* [Exercise prompt]:
Give all the lines below again, exactly, with no pictures.

* [Extracted records]:
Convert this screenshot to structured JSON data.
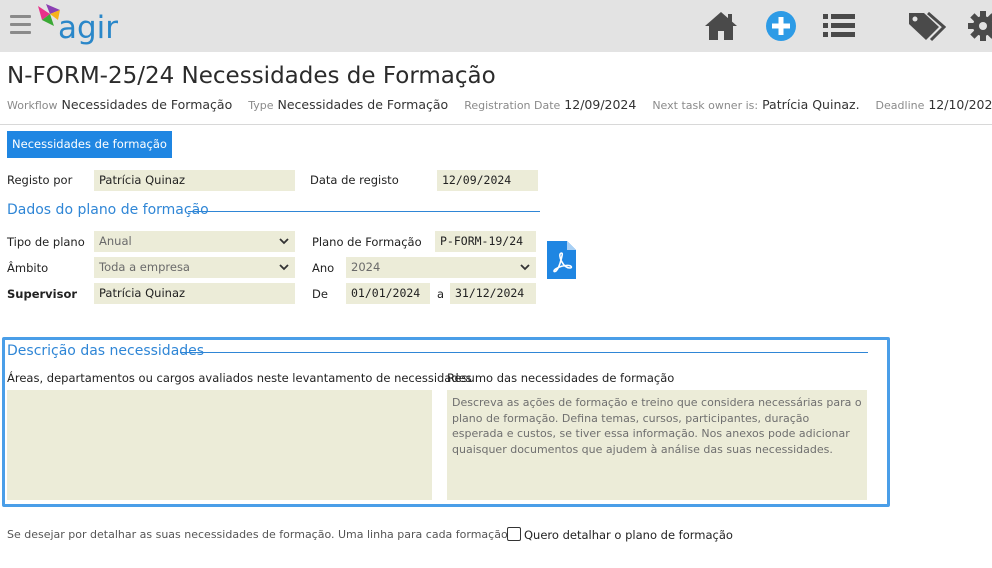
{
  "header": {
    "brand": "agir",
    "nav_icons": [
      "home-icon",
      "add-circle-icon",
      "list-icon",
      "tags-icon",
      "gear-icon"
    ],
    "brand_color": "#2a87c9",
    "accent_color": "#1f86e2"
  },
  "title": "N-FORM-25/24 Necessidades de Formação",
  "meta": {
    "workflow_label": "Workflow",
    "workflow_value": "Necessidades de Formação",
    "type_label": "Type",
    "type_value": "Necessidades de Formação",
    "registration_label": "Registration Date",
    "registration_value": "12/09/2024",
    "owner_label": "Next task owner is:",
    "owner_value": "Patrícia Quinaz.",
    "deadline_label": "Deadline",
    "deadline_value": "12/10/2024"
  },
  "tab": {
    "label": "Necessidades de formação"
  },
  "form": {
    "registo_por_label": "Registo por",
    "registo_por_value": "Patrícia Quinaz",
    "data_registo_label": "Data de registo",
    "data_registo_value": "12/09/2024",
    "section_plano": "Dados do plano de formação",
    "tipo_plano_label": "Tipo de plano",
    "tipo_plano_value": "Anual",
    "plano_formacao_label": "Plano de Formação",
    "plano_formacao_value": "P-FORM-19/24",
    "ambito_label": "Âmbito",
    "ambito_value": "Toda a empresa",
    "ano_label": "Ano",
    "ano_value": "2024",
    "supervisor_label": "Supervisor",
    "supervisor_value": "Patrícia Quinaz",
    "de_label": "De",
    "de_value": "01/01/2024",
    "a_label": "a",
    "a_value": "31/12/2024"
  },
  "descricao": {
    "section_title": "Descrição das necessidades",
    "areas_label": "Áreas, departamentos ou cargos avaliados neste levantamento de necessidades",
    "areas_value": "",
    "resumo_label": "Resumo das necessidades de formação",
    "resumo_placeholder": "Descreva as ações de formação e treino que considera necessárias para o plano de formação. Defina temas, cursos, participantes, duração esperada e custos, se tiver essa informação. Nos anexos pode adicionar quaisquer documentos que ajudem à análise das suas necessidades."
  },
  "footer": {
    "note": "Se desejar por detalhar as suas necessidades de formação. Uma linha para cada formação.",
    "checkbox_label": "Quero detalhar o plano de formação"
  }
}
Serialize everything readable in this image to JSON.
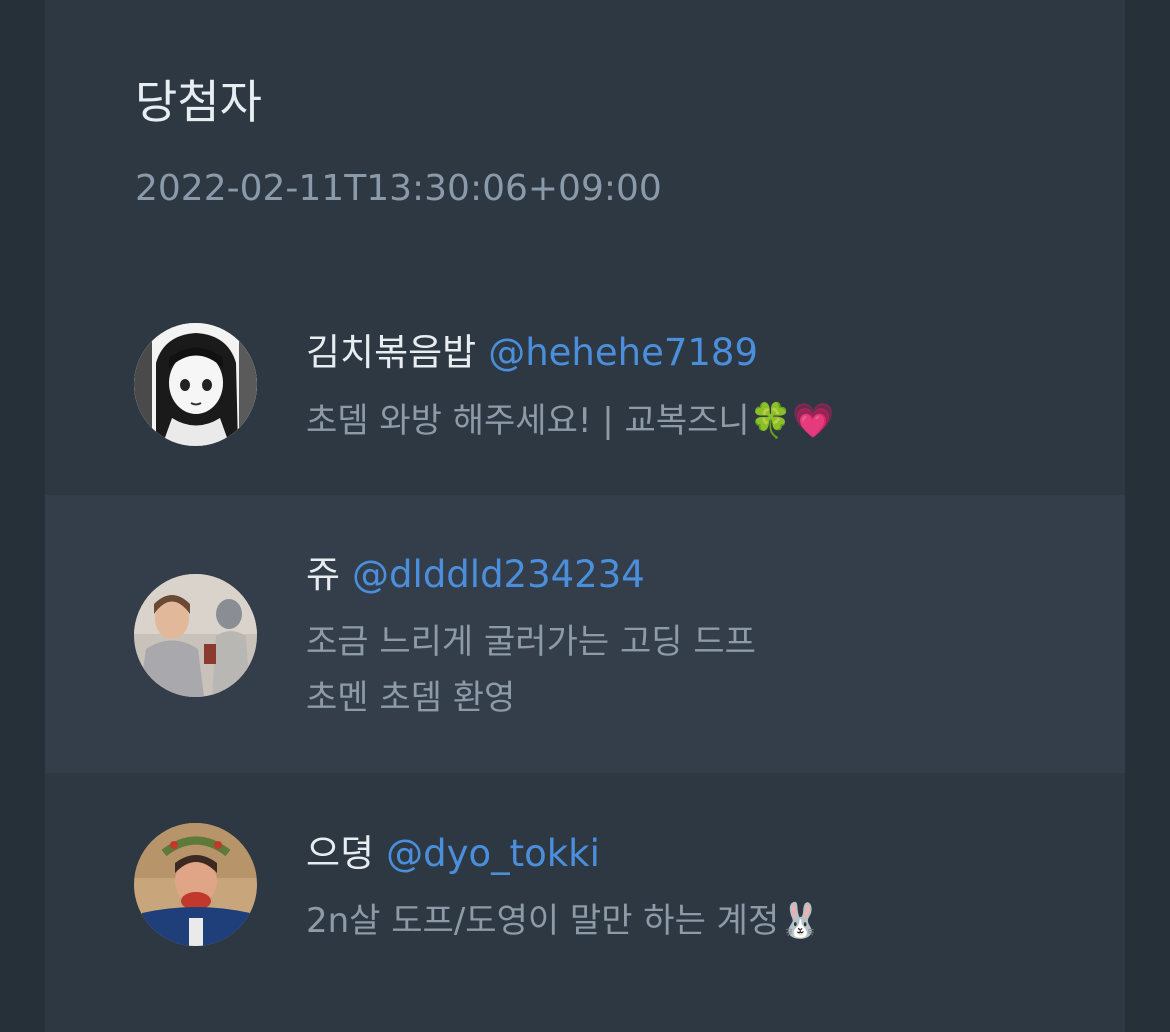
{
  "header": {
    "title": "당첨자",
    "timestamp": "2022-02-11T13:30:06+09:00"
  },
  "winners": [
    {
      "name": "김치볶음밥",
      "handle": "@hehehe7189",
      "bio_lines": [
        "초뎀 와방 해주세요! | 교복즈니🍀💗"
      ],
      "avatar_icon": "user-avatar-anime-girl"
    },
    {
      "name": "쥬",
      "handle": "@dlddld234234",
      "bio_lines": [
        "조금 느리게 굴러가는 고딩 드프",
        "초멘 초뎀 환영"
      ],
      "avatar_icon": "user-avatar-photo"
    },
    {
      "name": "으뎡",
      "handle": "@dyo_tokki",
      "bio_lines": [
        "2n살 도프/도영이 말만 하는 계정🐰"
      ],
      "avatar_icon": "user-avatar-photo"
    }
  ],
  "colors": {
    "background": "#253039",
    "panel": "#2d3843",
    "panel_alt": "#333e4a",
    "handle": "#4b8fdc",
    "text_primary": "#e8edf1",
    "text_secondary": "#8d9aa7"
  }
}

* [Solution to the problem]:
Convert this screenshot to structured JSON data.
{
  "header": {
    "brand": "agir",
    "nav_icons": [
      "home-icon",
      "add-circle-icon",
      "list-icon",
      "tags-icon",
      "gear-icon"
    ],
    "brand_color": "#2a87c9",
    "accent_color": "#1f86e2"
  },
  "title": "N-FORM-25/24 Necessidades de Formação",
  "meta": {
    "workflow_label": "Workflow",
    "workflow_value": "Necessidades de Formação",
    "type_label": "Type",
    "type_value": "Necessidades de Formação",
    "registration_label": "Registration Date",
    "registration_value": "12/09/2024",
    "owner_label": "Next task owner is:",
    "owner_value": "Patrícia Quinaz.",
    "deadline_label": "Deadline",
    "deadline_value": "12/10/2024"
  },
  "tab": {
    "label": "Necessidades de formação"
  },
  "form": {
    "registo_por_label": "Registo por",
    "registo_por_value": "Patrícia Quinaz",
    "data_registo_label": "Data de registo",
    "data_registo_value": "12/09/2024",
    "section_plano": "Dados do plano de formação",
    "tipo_plano_label": "Tipo de plano",
    "tipo_plano_value": "Anual",
    "plano_formacao_label": "Plano de Formação",
    "plano_formacao_value": "P-FORM-19/24",
    "ambito_label": "Âmbito",
    "ambito_value": "Toda a empresa",
    "ano_label": "Ano",
    "ano_value": "2024",
    "supervisor_label": "Supervisor",
    "supervisor_value": "Patrícia Quinaz",
    "de_label": "De",
    "de_value": "01/01/2024",
    "a_label": "a",
    "a_value": "31/12/2024"
  },
  "descricao": {
    "section_title": "Descrição das necessidades",
    "areas_label": "Áreas, departamentos ou cargos avaliados neste levantamento de necessidades",
    "areas_value": "",
    "resumo_label": "Resumo das necessidades de formação",
    "resumo_placeholder": "Descreva as ações de formação e treino que considera necessárias para o plano de formação. Defina temas, cursos, participantes, duração esperada e custos, se tiver essa informação. Nos anexos pode adicionar quaisquer documentos que ajudem à análise das suas necessidades."
  },
  "footer": {
    "note": "Se desejar por detalhar as suas necessidades de formação. Uma linha para cada formação.",
    "checkbox_label": "Quero detalhar o plano de formação"
  }
}
Serialize everything readable in this image to JSON.
{
  "header": {
    "title": "당첨자",
    "timestamp": "2022-02-11T13:30:06+09:00"
  },
  "winners": [
    {
      "name": "김치볶음밥",
      "handle": "@hehehe7189",
      "bio_lines": [
        "초뎀 와방 해주세요! | 교복즈니🍀💗"
      ],
      "avatar_icon": "user-avatar-anime-girl"
    },
    {
      "name": "쥬",
      "handle": "@dlddld234234",
      "bio_lines": [
        "조금 느리게 굴러가는 고딩 드프",
        "초멘 초뎀 환영"
      ],
      "avatar_icon": "user-avatar-photo"
    },
    {
      "name": "으뎡",
      "handle": "@dyo_tokki",
      "bio_lines": [
        "2n살 도프/도영이 말만 하는 계정🐰"
      ],
      "avatar_icon": "user-avatar-photo"
    }
  ],
  "colors": {
    "background": "#253039",
    "panel": "#2d3843",
    "panel_alt": "#333e4a",
    "handle": "#4b8fdc",
    "text_primary": "#e8edf1",
    "text_secondary": "#8d9aa7"
  }
}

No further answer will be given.